[WHAT NEEDS TO BE DONE] Please render the rows below as a JSON list of strings, one string per line, with blank lines skipped and the pictures left out.

#####

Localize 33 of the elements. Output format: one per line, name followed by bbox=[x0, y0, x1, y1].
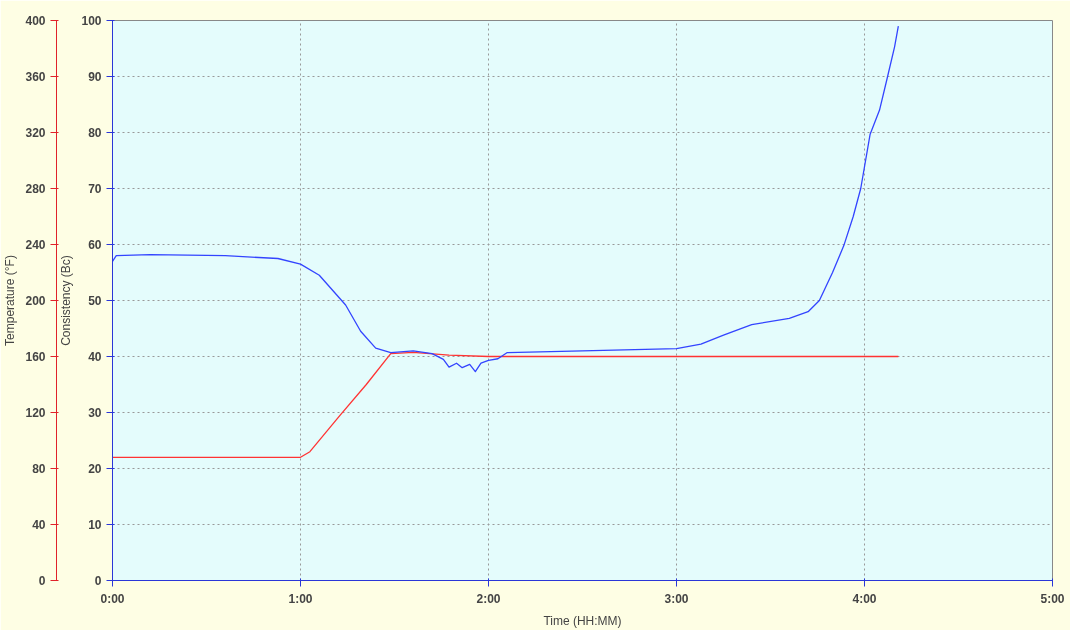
y-tick-label: 400 bbox=[25, 14, 46, 28]
x-tick-label: 2:00 bbox=[476, 591, 501, 606]
x-tick-label: 0:00 bbox=[100, 591, 125, 606]
y2-axis-title: Consistency (Bc) bbox=[59, 255, 74, 346]
y2-tick-label: 80 bbox=[88, 126, 102, 140]
y-tick-label: 160 bbox=[25, 350, 46, 364]
y2-tick-label: 70 bbox=[88, 182, 102, 196]
y2-tick-label: 30 bbox=[88, 406, 102, 420]
y-tick-label: 40 bbox=[32, 518, 46, 532]
y2-tick-label: 100 bbox=[81, 14, 102, 28]
x-tick-label: 1:00 bbox=[288, 591, 313, 606]
y-tick-label: 0 bbox=[38, 574, 46, 588]
x-tick-label: 4:00 bbox=[852, 591, 877, 606]
y2-tick-label: 90 bbox=[88, 70, 102, 84]
line-series bbox=[112, 351, 899, 458]
y2-tick-label: 60 bbox=[88, 238, 102, 252]
line-series bbox=[112, 25, 899, 373]
y-tick-label: 280 bbox=[25, 182, 46, 196]
y-tick-label: 120 bbox=[25, 406, 46, 420]
y-tick-label: 200 bbox=[25, 294, 46, 308]
y2-tick-label: 20 bbox=[88, 462, 102, 476]
y2-tick-label: 0 bbox=[94, 574, 102, 588]
x-tick-label: 3:00 bbox=[664, 591, 689, 606]
y-tick-label: 360 bbox=[25, 70, 46, 84]
x-axis-title: Time (HH:MM) bbox=[543, 613, 622, 628]
x-tick-label: 5:00 bbox=[1040, 591, 1065, 606]
y-tick-label: 320 bbox=[25, 126, 46, 140]
y2-tick-label: 10 bbox=[88, 518, 102, 532]
y2-tick-label: 50 bbox=[88, 294, 102, 308]
y-tick-label: 80 bbox=[32, 462, 46, 476]
y-tick-label: 240 bbox=[25, 238, 46, 252]
y2-tick-label: 40 bbox=[88, 350, 102, 364]
y-axis-title: Temperature (°F) bbox=[3, 255, 18, 346]
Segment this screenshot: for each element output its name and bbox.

#####

[EXERCISE OUTPUT]
[
  "Localize 33 of the elements. Output format: one per line, name followed by bbox=[x0, y0, x1, y1].",
  "y-tick-label: 400 bbox=[25, 14, 46, 28]",
  "x-tick-label: 2:00 bbox=[476, 591, 501, 606]",
  "x-tick-label: 0:00 bbox=[100, 591, 125, 606]",
  "y2-axis-title: Consistency (Bc) bbox=[59, 255, 74, 346]",
  "y2-tick-label: 80 bbox=[88, 126, 102, 140]",
  "y-tick-label: 160 bbox=[25, 350, 46, 364]",
  "y2-tick-label: 70 bbox=[88, 182, 102, 196]",
  "y2-tick-label: 30 bbox=[88, 406, 102, 420]",
  "y-tick-label: 40 bbox=[32, 518, 46, 532]",
  "y2-tick-label: 100 bbox=[81, 14, 102, 28]",
  "x-tick-label: 1:00 bbox=[288, 591, 313, 606]",
  "y-tick-label: 0 bbox=[38, 574, 46, 588]",
  "x-tick-label: 4:00 bbox=[852, 591, 877, 606]",
  "y2-tick-label: 90 bbox=[88, 70, 102, 84]",
  "line-series bbox=[112, 351, 899, 458]",
  "y2-tick-label: 60 bbox=[88, 238, 102, 252]",
  "line-series bbox=[112, 25, 899, 373]",
  "y-tick-label: 280 bbox=[25, 182, 46, 196]",
  "y-tick-label: 120 bbox=[25, 406, 46, 420]",
  "y-tick-label: 200 bbox=[25, 294, 46, 308]",
  "y2-tick-label: 20 bbox=[88, 462, 102, 476]",
  "y2-tick-label: 0 bbox=[94, 574, 102, 588]",
  "x-tick-label: 3:00 bbox=[664, 591, 689, 606]",
  "y-tick-label: 360 bbox=[25, 70, 46, 84]",
  "x-axis-title: Time (HH:MM) bbox=[543, 613, 622, 628]",
  "x-tick-label: 5:00 bbox=[1040, 591, 1065, 606]",
  "y-tick-label: 320 bbox=[25, 126, 46, 140]",
  "y2-tick-label: 10 bbox=[88, 518, 102, 532]",
  "y2-tick-label: 50 bbox=[88, 294, 102, 308]",
  "y-tick-label: 80 bbox=[32, 462, 46, 476]",
  "y-tick-label: 240 bbox=[25, 238, 46, 252]",
  "y2-tick-label: 40 bbox=[88, 350, 102, 364]",
  "y-axis-title: Temperature (°F) bbox=[3, 255, 18, 346]",
  "Segment this screenshot: for each element output its name and bbox."
]